#### [Exercise details]
The data below should be transcribed in full, with no picture included.

-- Opening Marker --

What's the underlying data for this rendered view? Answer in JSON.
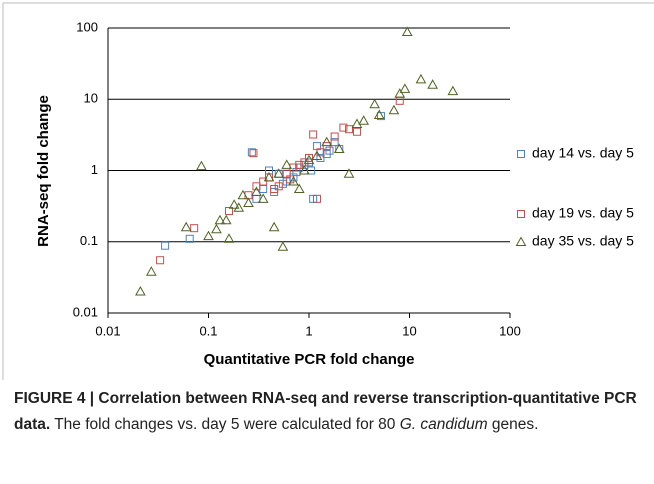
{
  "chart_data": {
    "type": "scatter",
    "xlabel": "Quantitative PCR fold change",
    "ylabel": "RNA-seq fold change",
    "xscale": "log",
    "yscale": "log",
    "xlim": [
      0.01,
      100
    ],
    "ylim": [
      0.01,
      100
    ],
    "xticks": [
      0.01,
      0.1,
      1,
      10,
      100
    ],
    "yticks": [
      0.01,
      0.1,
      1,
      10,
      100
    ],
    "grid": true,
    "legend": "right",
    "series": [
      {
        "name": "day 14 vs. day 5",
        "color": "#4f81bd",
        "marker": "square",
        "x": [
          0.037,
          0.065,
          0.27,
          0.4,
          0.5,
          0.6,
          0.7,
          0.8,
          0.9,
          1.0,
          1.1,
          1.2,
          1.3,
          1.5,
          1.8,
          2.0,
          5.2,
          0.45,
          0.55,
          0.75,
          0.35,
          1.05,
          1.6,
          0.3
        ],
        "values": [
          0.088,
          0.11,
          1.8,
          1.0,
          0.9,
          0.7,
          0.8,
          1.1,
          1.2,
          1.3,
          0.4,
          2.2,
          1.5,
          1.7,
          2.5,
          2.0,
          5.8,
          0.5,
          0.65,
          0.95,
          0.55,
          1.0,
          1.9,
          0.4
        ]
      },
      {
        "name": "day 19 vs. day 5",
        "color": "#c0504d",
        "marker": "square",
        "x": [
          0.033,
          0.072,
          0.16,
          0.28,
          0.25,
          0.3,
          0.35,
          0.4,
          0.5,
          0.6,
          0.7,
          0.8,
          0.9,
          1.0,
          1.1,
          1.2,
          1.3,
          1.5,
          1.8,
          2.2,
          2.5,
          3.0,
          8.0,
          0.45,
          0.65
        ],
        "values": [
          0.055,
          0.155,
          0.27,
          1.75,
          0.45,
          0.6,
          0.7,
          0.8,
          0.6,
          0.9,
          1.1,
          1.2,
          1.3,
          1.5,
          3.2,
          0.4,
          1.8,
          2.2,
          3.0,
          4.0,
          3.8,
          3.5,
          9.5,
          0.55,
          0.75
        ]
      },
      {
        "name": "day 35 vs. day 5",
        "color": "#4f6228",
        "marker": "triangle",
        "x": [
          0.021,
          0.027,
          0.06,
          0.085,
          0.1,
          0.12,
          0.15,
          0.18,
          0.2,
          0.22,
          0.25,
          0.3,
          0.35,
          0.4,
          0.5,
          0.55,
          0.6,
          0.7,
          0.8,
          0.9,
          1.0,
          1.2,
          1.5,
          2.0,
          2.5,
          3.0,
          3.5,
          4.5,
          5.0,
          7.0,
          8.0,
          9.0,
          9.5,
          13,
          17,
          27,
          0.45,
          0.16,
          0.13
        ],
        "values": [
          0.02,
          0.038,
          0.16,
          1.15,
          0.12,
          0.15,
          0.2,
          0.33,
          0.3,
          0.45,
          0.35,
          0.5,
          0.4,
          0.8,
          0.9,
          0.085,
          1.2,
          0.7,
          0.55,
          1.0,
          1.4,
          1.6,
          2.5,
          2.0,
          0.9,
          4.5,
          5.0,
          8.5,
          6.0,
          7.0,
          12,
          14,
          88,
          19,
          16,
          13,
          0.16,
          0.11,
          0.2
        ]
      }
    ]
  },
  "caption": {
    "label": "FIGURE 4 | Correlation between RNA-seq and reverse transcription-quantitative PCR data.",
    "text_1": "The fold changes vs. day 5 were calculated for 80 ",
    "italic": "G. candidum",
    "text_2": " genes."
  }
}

-- Closing Marker --

#### [Result for this exercise]
What's the underlying data for this rendered view? Answer in JSON.
{
  "chart_data": {
    "type": "scatter",
    "xlabel": "Quantitative PCR fold change",
    "ylabel": "RNA-seq fold change",
    "xscale": "log",
    "yscale": "log",
    "xlim": [
      0.01,
      100
    ],
    "ylim": [
      0.01,
      100
    ],
    "xticks": [
      0.01,
      0.1,
      1,
      10,
      100
    ],
    "yticks": [
      0.01,
      0.1,
      1,
      10,
      100
    ],
    "grid": true,
    "legend": "right",
    "series": [
      {
        "name": "day 14 vs. day 5",
        "color": "#4f81bd",
        "marker": "square",
        "x": [
          0.037,
          0.065,
          0.27,
          0.4,
          0.5,
          0.6,
          0.7,
          0.8,
          0.9,
          1.0,
          1.1,
          1.2,
          1.3,
          1.5,
          1.8,
          2.0,
          5.2,
          0.45,
          0.55,
          0.75,
          0.35,
          1.05,
          1.6,
          0.3
        ],
        "values": [
          0.088,
          0.11,
          1.8,
          1.0,
          0.9,
          0.7,
          0.8,
          1.1,
          1.2,
          1.3,
          0.4,
          2.2,
          1.5,
          1.7,
          2.5,
          2.0,
          5.8,
          0.5,
          0.65,
          0.95,
          0.55,
          1.0,
          1.9,
          0.4
        ]
      },
      {
        "name": "day 19 vs. day 5",
        "color": "#c0504d",
        "marker": "square",
        "x": [
          0.033,
          0.072,
          0.16,
          0.28,
          0.25,
          0.3,
          0.35,
          0.4,
          0.5,
          0.6,
          0.7,
          0.8,
          0.9,
          1.0,
          1.1,
          1.2,
          1.3,
          1.5,
          1.8,
          2.2,
          2.5,
          3.0,
          8.0,
          0.45,
          0.65
        ],
        "values": [
          0.055,
          0.155,
          0.27,
          1.75,
          0.45,
          0.6,
          0.7,
          0.8,
          0.6,
          0.9,
          1.1,
          1.2,
          1.3,
          1.5,
          3.2,
          0.4,
          1.8,
          2.2,
          3.0,
          4.0,
          3.8,
          3.5,
          9.5,
          0.55,
          0.75
        ]
      },
      {
        "name": "day 35 vs. day 5",
        "color": "#4f6228",
        "marker": "triangle",
        "x": [
          0.021,
          0.027,
          0.06,
          0.085,
          0.1,
          0.12,
          0.15,
          0.18,
          0.2,
          0.22,
          0.25,
          0.3,
          0.35,
          0.4,
          0.5,
          0.55,
          0.6,
          0.7,
          0.8,
          0.9,
          1.0,
          1.2,
          1.5,
          2.0,
          2.5,
          3.0,
          3.5,
          4.5,
          5.0,
          7.0,
          8.0,
          9.0,
          9.5,
          13,
          17,
          27,
          0.45,
          0.16,
          0.13
        ],
        "values": [
          0.02,
          0.038,
          0.16,
          1.15,
          0.12,
          0.15,
          0.2,
          0.33,
          0.3,
          0.45,
          0.35,
          0.5,
          0.4,
          0.8,
          0.9,
          0.085,
          1.2,
          0.7,
          0.55,
          1.0,
          1.4,
          1.6,
          2.5,
          2.0,
          0.9,
          4.5,
          5.0,
          8.5,
          6.0,
          7.0,
          12,
          14,
          88,
          19,
          16,
          13,
          0.16,
          0.11,
          0.2
        ]
      }
    ]
  },
  "caption": {
    "label": "FIGURE 4 | Correlation between RNA-seq and reverse transcription-quantitative PCR data.",
    "text_1": "The fold changes vs. day 5 were calculated for 80 ",
    "italic": "G. candidum",
    "text_2": " genes."
  }
}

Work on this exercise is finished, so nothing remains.